> **TASK PROMPT**
Extract all of the data and reproduce it precisely.

> **Data records**
**********

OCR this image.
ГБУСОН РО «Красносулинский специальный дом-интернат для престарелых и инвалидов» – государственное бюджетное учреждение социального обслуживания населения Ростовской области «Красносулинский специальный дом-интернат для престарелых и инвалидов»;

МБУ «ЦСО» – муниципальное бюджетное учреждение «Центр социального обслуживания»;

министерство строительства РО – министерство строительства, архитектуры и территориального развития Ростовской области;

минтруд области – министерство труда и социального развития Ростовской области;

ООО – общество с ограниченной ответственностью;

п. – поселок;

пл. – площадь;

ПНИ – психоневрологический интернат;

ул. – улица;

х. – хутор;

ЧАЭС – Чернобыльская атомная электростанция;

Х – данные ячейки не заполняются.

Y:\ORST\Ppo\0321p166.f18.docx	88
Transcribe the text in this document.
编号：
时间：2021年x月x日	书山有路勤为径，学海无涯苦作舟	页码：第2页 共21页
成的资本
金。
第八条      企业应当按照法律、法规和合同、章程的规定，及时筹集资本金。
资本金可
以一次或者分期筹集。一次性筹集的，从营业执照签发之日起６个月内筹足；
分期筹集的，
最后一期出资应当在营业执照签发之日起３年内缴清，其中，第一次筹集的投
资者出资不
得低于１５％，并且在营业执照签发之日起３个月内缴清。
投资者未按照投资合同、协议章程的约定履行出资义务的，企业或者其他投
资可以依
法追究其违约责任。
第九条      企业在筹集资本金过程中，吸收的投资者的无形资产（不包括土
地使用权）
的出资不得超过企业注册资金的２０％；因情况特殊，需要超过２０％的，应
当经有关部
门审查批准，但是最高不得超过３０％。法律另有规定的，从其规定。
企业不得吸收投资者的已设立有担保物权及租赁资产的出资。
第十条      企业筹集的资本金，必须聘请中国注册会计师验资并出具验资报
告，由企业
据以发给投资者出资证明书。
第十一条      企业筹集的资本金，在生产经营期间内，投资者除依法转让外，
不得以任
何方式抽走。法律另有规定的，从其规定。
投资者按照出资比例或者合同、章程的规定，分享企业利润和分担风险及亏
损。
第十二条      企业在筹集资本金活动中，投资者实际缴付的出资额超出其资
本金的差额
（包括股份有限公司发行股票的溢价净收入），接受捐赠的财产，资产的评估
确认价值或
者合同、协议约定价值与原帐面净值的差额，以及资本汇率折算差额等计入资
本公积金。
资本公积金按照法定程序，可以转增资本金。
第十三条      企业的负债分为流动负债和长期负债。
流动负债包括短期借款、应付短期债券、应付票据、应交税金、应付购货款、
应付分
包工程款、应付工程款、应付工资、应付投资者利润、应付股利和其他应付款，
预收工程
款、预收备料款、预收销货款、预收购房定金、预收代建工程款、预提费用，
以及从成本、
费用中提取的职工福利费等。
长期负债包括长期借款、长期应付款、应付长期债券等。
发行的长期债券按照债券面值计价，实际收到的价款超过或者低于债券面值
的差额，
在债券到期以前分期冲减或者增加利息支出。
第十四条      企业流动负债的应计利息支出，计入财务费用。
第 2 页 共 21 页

**********

> **COMPLETE ANSWER**
OCR this image.
ГБУСОН РО «Красносулинский специальный дом-интернат для престарелых и инвалидов» – государственное бюджетное учреждение социального обслуживания населения Ростовской области «Красносулинский специальный дом-интернат для престарелых и инвалидов»;

МБУ «ЦСО» – муниципальное бюджетное учреждение «Центр социального обслуживания»;

министерство строительства РО – министерство строительства, архитектуры и территориального развития Ростовской области;

минтруд области – министерство труда и социального развития Ростовской области;

ООО – общество с ограниченной ответственностью;

п. – поселок;

пл. – площадь;

ПНИ – психоневрологический интернат;

ул. – улица;

х. – хутор;

ЧАЭС – Чернобыльская атомная электростанция;

Х – данные ячейки не заполняются.

Y:\ORST\Ppo\0321p166.f18.docx	88
Transcribe the text in this document.
编号：
时间：2021年x月x日	书山有路勤为径，学海无涯苦作舟	页码：第2页 共21页
成的资本
金。
第八条      企业应当按照法律、法规和合同、章程的规定，及时筹集资本金。
资本金可
以一次或者分期筹集。一次性筹集的，从营业执照签发之日起６个月内筹足；
分期筹集的，
最后一期出资应当在营业执照签发之日起３年内缴清，其中，第一次筹集的投
资者出资不
得低于１５％，并且在营业执照签发之日起３个月内缴清。
投资者未按照投资合同、协议章程的约定履行出资义务的，企业或者其他投
资可以依
法追究其违约责任。
第九条      企业在筹集资本金过程中，吸收的投资者的无形资产（不包括土
地使用权）
的出资不得超过企业注册资金的２０％；因情况特殊，需要超过２０％的，应
当经有关部
门审查批准，但是最高不得超过３０％。法律另有规定的，从其规定。
企业不得吸收投资者的已设立有担保物权及租赁资产的出资。
第十条      企业筹集的资本金，必须聘请中国注册会计师验资并出具验资报
告，由企业
据以发给投资者出资证明书。
第十一条      企业筹集的资本金，在生产经营期间内，投资者除依法转让外，
不得以任
何方式抽走。法律另有规定的，从其规定。
投资者按照出资比例或者合同、章程的规定，分享企业利润和分担风险及亏
损。
第十二条      企业在筹集资本金活动中，投资者实际缴付的出资额超出其资
本金的差额
（包括股份有限公司发行股票的溢价净收入），接受捐赠的财产，资产的评估
确认价值或
者合同、协议约定价值与原帐面净值的差额，以及资本汇率折算差额等计入资
本公积金。
资本公积金按照法定程序，可以转增资本金。
第十三条      企业的负债分为流动负债和长期负债。
流动负债包括短期借款、应付短期债券、应付票据、应交税金、应付购货款、
应付分
包工程款、应付工程款、应付工资、应付投资者利润、应付股利和其他应付款，
预收工程
款、预收备料款、预收销货款、预收购房定金、预收代建工程款、预提费用，
以及从成本、
费用中提取的职工福利费等。
长期负债包括长期借款、长期应付款、应付长期债券等。
发行的长期债券按照债券面值计价，实际收到的价款超过或者低于债券面值
的差额，
在债券到期以前分期冲减或者增加利息支出。
第十四条      企业流动负债的应计利息支出，计入财务费用。
第 2 页 共 21 页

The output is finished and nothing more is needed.